● **Direction**: Your task is to gather the lines below that hold the string "figures".

● **Entries**:
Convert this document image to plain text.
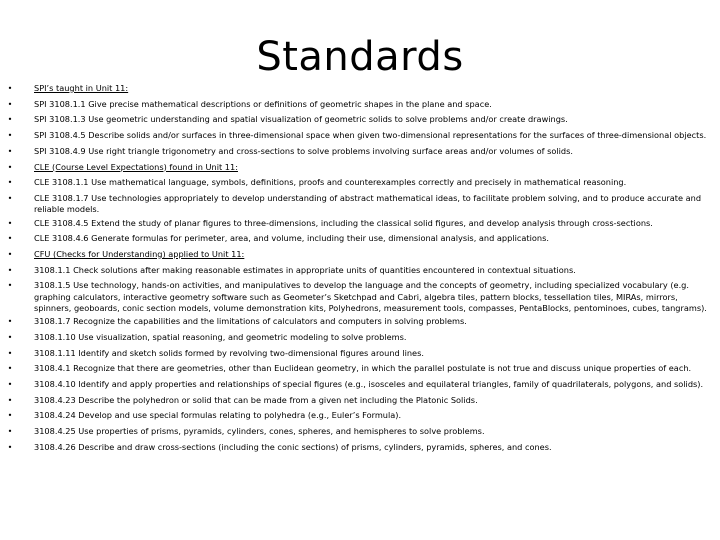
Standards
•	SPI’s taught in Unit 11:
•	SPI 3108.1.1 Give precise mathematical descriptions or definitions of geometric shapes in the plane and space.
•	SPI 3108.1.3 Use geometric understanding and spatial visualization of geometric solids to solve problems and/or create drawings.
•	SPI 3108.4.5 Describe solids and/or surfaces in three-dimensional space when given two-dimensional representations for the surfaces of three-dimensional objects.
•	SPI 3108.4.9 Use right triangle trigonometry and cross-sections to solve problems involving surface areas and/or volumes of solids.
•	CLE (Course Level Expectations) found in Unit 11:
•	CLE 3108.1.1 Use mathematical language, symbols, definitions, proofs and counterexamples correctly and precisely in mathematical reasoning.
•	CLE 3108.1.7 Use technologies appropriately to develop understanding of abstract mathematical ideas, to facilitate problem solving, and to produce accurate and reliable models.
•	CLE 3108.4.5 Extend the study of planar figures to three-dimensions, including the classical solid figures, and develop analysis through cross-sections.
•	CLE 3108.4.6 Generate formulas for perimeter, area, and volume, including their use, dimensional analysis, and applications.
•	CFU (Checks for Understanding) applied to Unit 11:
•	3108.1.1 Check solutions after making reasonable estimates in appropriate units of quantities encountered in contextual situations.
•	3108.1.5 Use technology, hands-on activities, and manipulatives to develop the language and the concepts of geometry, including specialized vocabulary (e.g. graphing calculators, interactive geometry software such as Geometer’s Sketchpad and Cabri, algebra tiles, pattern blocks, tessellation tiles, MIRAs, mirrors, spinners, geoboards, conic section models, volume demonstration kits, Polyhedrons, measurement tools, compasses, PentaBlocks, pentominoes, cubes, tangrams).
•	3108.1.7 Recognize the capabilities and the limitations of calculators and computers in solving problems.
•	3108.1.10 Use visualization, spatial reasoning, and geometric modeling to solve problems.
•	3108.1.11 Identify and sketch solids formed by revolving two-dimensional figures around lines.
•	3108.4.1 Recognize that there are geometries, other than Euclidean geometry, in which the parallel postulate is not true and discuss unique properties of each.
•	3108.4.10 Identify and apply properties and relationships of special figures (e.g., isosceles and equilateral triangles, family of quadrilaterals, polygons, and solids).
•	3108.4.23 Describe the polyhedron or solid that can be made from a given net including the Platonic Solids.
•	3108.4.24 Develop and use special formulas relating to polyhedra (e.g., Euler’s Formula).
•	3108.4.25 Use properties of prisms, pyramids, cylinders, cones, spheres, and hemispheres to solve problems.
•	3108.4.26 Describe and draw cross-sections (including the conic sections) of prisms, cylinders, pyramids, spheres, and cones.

● **Task result**:
•	CLE 3108.4.5 Extend the study of planar figures to three-dimensions, including the classical solid figures, and develop analysis through cross-sections.
•	3108.1.11 Identify and sketch solids formed by revolving two-dimensional figures around lines.
•	3108.4.10 Identify and apply properties and relationships of special figures (e.g., isosceles and equilateral triangles, family of quadrilaterals, polygons, and solids).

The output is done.